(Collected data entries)
- - - - - - -

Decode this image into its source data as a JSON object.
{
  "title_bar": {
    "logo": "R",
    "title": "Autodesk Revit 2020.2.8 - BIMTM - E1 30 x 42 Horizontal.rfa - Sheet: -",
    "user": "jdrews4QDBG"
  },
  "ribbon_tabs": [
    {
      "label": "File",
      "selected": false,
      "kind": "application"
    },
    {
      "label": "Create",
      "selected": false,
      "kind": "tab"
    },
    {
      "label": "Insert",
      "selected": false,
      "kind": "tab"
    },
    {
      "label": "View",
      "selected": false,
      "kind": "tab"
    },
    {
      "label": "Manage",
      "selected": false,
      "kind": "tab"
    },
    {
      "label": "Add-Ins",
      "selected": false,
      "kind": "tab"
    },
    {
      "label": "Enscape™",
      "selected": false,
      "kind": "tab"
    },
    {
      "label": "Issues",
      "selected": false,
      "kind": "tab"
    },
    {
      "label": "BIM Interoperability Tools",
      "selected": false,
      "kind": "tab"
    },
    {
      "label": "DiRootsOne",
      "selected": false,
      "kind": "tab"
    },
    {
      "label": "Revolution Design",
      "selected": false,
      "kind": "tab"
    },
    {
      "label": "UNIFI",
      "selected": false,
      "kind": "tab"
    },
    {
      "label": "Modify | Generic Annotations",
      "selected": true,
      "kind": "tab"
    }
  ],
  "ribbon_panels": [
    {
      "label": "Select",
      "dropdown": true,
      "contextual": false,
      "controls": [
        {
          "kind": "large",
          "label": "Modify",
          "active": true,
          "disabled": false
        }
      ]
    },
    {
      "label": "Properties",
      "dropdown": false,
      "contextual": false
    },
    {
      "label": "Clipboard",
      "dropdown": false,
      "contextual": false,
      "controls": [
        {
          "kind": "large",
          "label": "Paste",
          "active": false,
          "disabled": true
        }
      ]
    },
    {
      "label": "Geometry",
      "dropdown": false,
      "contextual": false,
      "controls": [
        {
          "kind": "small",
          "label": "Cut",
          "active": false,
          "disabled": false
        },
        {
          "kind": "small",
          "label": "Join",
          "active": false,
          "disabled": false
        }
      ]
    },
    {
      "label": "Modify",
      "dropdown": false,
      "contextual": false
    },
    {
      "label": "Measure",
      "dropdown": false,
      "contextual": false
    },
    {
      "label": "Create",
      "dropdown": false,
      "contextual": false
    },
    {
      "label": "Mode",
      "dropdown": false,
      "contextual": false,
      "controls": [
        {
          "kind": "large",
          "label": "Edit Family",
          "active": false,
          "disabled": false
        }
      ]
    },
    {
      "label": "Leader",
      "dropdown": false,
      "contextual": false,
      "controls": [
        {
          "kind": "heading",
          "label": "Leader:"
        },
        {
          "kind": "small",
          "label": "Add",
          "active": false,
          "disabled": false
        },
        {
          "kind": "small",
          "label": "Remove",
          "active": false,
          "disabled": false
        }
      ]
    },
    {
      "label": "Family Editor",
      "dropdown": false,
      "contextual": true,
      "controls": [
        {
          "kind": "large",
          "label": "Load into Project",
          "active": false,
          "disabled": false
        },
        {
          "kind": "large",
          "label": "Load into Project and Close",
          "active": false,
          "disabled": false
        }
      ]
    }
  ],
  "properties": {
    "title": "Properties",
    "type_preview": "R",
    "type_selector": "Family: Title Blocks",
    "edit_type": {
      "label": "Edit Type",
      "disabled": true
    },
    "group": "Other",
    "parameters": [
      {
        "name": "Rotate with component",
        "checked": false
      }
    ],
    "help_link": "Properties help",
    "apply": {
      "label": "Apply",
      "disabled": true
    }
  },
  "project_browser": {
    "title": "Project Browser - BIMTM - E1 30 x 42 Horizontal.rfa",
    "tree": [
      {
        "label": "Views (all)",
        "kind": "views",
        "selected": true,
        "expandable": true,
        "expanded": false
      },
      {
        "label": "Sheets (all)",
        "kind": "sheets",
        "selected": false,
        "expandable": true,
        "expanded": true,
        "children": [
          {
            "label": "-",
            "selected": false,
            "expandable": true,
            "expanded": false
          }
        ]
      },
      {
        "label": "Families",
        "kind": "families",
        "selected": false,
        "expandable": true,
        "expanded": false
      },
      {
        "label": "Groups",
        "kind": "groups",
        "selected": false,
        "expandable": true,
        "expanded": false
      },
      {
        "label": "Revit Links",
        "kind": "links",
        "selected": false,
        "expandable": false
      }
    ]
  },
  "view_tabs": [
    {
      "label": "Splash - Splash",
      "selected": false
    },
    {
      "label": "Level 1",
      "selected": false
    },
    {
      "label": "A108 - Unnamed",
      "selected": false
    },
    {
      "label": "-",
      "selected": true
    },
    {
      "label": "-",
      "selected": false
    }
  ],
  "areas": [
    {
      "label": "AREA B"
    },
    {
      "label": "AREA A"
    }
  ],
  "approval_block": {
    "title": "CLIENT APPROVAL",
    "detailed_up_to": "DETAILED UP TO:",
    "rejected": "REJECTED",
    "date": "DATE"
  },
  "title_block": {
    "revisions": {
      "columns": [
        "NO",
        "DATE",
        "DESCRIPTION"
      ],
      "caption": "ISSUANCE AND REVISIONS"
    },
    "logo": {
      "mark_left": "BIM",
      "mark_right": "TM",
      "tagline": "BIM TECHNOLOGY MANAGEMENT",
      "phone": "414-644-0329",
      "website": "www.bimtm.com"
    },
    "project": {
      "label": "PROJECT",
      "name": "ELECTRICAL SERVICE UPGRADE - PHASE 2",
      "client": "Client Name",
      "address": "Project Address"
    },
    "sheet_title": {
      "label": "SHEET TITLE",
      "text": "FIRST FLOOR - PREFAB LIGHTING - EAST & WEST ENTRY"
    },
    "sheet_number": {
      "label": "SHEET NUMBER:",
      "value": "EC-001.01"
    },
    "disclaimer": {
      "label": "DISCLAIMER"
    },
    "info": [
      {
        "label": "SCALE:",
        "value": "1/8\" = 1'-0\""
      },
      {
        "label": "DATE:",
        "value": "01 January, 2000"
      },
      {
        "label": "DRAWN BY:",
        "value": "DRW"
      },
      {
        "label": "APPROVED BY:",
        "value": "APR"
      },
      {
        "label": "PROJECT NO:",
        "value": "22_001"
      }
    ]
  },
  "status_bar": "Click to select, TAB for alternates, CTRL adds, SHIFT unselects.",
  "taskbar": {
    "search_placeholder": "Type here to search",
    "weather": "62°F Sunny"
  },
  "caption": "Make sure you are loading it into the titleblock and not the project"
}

- - - - - - -

**EXERCISE PROMPT:** Exactly how many lines in the data above contain the word "Revit"? Respond with the number and nothing more.

**ANSWER TO THIS TASK:** 2